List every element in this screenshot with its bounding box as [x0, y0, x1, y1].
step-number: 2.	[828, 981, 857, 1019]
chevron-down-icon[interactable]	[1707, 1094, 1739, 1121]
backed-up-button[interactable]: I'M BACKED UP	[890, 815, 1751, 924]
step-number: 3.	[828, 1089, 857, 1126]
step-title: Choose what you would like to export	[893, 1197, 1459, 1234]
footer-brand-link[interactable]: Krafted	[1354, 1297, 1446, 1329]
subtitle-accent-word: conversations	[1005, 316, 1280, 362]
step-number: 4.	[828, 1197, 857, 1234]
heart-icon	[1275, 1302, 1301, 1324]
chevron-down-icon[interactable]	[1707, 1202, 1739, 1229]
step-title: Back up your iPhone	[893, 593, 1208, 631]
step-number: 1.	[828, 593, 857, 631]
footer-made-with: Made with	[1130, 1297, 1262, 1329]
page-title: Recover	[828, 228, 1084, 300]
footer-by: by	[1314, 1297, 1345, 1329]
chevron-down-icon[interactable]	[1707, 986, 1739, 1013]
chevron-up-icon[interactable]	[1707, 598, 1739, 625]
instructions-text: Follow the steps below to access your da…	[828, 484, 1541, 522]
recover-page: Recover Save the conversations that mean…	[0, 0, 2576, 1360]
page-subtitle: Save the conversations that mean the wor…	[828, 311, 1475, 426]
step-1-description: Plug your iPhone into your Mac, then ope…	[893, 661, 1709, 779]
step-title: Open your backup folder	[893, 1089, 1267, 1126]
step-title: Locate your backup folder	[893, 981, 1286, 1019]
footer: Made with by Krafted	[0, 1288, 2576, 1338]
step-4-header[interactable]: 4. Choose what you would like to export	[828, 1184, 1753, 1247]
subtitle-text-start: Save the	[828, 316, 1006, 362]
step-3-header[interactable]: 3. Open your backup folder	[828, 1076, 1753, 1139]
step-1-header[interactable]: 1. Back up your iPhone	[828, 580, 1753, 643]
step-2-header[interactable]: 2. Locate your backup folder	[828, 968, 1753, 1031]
◆ ◆ ◆ ◆ ◆ ◆ ◆
§ **What you should do**: Reproduce all of the data above line for line, with every character unchanged.

§ **Problem solution**:
List every element in this screenshot with its bounding box as [x0, y0, x1, y1].
step-number: 2.	[828, 981, 857, 1019]
chevron-down-icon[interactable]	[1707, 1094, 1739, 1121]
backed-up-button[interactable]: I'M BACKED UP	[890, 815, 1751, 924]
step-number: 3.	[828, 1089, 857, 1126]
step-title: Choose what you would like to export	[893, 1197, 1459, 1234]
footer-brand-link[interactable]: Krafted	[1354, 1297, 1446, 1329]
subtitle-accent-word: conversations	[1005, 316, 1280, 362]
step-number: 4.	[828, 1197, 857, 1234]
heart-icon	[1275, 1302, 1301, 1324]
chevron-down-icon[interactable]	[1707, 1202, 1739, 1229]
step-title: Back up your iPhone	[893, 593, 1208, 631]
step-number: 1.	[828, 593, 857, 631]
footer-made-with: Made with	[1130, 1297, 1262, 1329]
page-title: Recover	[828, 228, 1084, 300]
footer-by: by	[1314, 1297, 1345, 1329]
chevron-down-icon[interactable]	[1707, 986, 1739, 1013]
chevron-up-icon[interactable]	[1707, 598, 1739, 625]
instructions-text: Follow the steps below to access your da…	[828, 484, 1541, 522]
recover-page: Recover Save the conversations that mean…	[0, 0, 2576, 1360]
page-subtitle: Save the conversations that mean the wor…	[828, 311, 1475, 426]
step-1-description: Plug your iPhone into your Mac, then ope…	[893, 661, 1709, 779]
step-title: Open your backup folder	[893, 1089, 1267, 1126]
step-title: Locate your backup folder	[893, 981, 1286, 1019]
footer: Made with by Krafted	[0, 1288, 2576, 1338]
step-4-header[interactable]: 4. Choose what you would like to export	[828, 1184, 1753, 1247]
subtitle-text-start: Save the	[828, 316, 1006, 362]
step-3-header[interactable]: 3. Open your backup folder	[828, 1076, 1753, 1139]
step-1-header[interactable]: 1. Back up your iPhone	[828, 580, 1753, 643]
step-2-header[interactable]: 2. Locate your backup folder	[828, 968, 1753, 1031]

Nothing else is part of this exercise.